• What is asked:
Can you output the material exactly as written, minus any pictures it holds?

• Dataset records:

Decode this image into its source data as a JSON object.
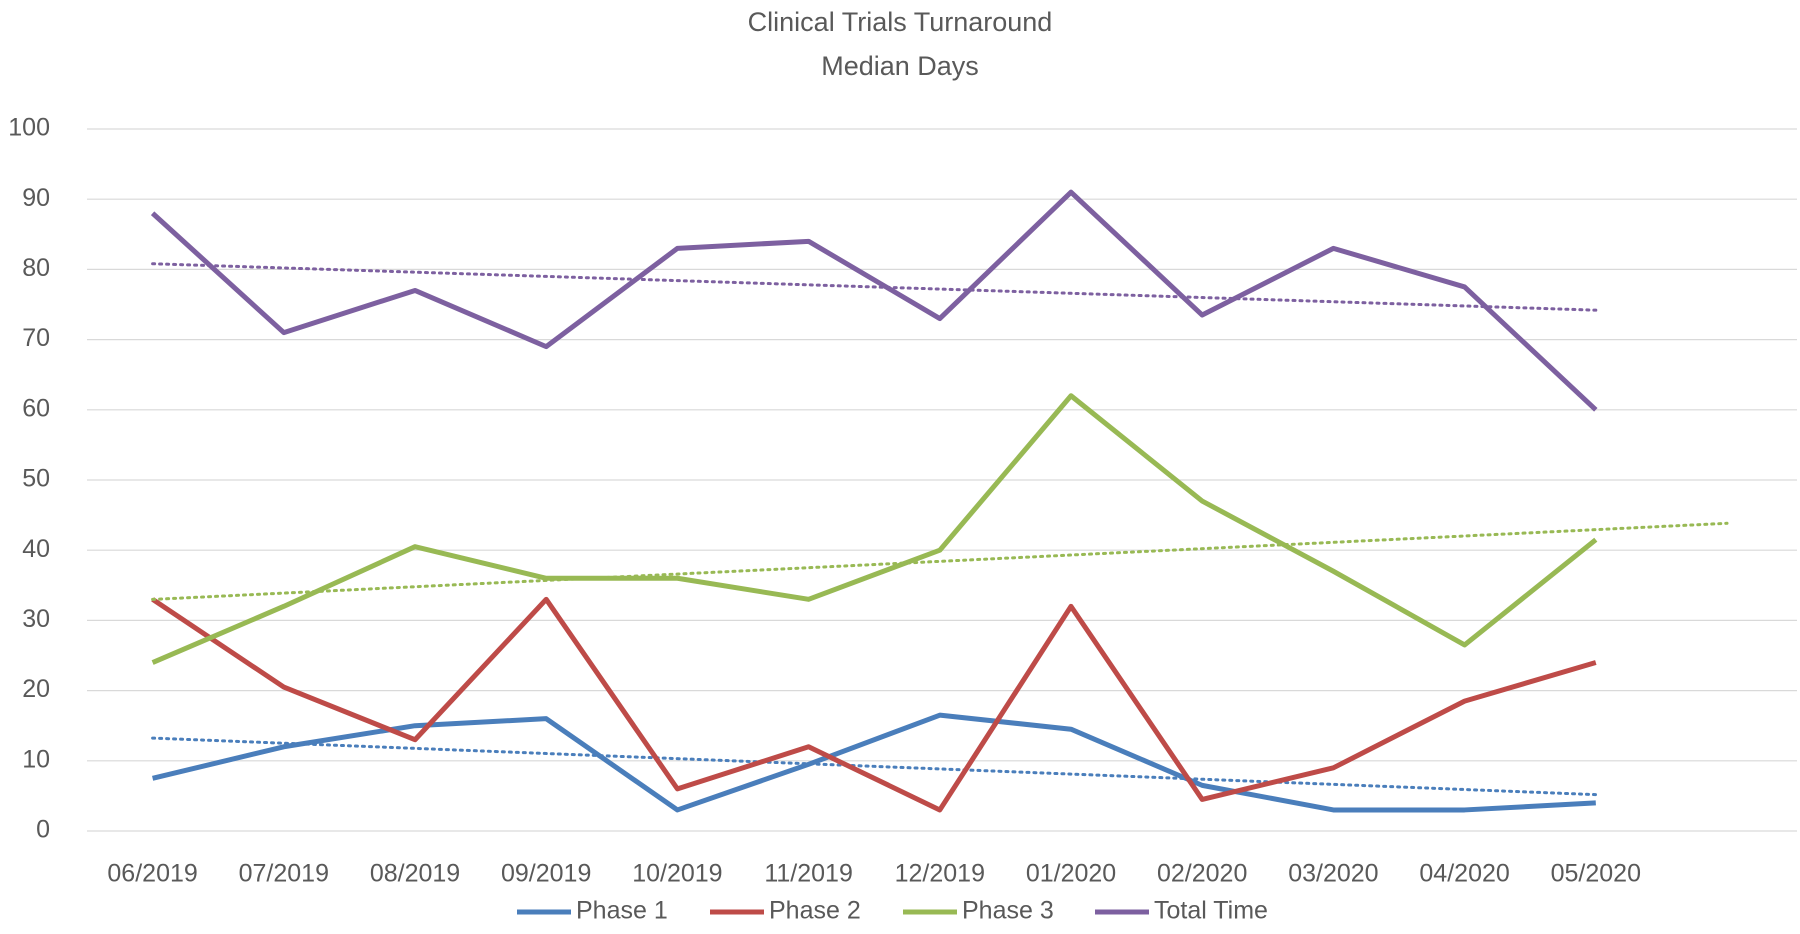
{
  "chart_data": {
    "type": "line",
    "title": "Clinical Trials Turnaround",
    "subtitle": "Median Days",
    "categories": [
      "06/2019",
      "07/2019",
      "08/2019",
      "09/2019",
      "10/2019",
      "11/2019",
      "12/2019",
      "01/2020",
      "02/2020",
      "03/2020",
      "04/2020",
      "05/2020"
    ],
    "series": [
      {
        "name": "Phase 1",
        "color": "#4a7ebb",
        "trendline": true,
        "trendline_forward": 0,
        "values": [
          7.5,
          12,
          15,
          16,
          3,
          9.5,
          16.5,
          14.5,
          6.5,
          3,
          3,
          4
        ]
      },
      {
        "name": "Phase 2",
        "color": "#be4b48",
        "trendline": false,
        "values": [
          33,
          20.5,
          13,
          33,
          6,
          12,
          3,
          32,
          4.5,
          9,
          18.5,
          24
        ]
      },
      {
        "name": "Phase 3",
        "color": "#98b954",
        "trendline": true,
        "trendline_forward": 1,
        "values": [
          24,
          32,
          40.5,
          36,
          36,
          33,
          40,
          62,
          47,
          37,
          26.5,
          41.5
        ]
      },
      {
        "name": "Total Time",
        "color": "#7d60a0",
        "trendline": true,
        "trendline_forward": 0,
        "values": [
          88,
          71,
          77,
          69,
          83,
          84,
          73,
          91,
          73.5,
          83,
          77.5,
          60
        ]
      }
    ],
    "ylim": [
      0,
      100
    ],
    "yticks": [
      0,
      10,
      20,
      30,
      40,
      50,
      60,
      70,
      80,
      90,
      100
    ],
    "grid": true,
    "legend": "bottom"
  }
}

• Full response:
Decode this image into its source data as a JSON object.
{
  "chart_data": {
    "type": "line",
    "title": "Clinical Trials Turnaround",
    "subtitle": "Median Days",
    "categories": [
      "06/2019",
      "07/2019",
      "08/2019",
      "09/2019",
      "10/2019",
      "11/2019",
      "12/2019",
      "01/2020",
      "02/2020",
      "03/2020",
      "04/2020",
      "05/2020"
    ],
    "series": [
      {
        "name": "Phase 1",
        "color": "#4a7ebb",
        "trendline": true,
        "trendline_forward": 0,
        "values": [
          7.5,
          12,
          15,
          16,
          3,
          9.5,
          16.5,
          14.5,
          6.5,
          3,
          3,
          4
        ]
      },
      {
        "name": "Phase 2",
        "color": "#be4b48",
        "trendline": false,
        "values": [
          33,
          20.5,
          13,
          33,
          6,
          12,
          3,
          32,
          4.5,
          9,
          18.5,
          24
        ]
      },
      {
        "name": "Phase 3",
        "color": "#98b954",
        "trendline": true,
        "trendline_forward": 1,
        "values": [
          24,
          32,
          40.5,
          36,
          36,
          33,
          40,
          62,
          47,
          37,
          26.5,
          41.5
        ]
      },
      {
        "name": "Total Time",
        "color": "#7d60a0",
        "trendline": true,
        "trendline_forward": 0,
        "values": [
          88,
          71,
          77,
          69,
          83,
          84,
          73,
          91,
          73.5,
          83,
          77.5,
          60
        ]
      }
    ],
    "ylim": [
      0,
      100
    ],
    "yticks": [
      0,
      10,
      20,
      30,
      40,
      50,
      60,
      70,
      80,
      90,
      100
    ],
    "grid": true,
    "legend": "bottom"
  }
}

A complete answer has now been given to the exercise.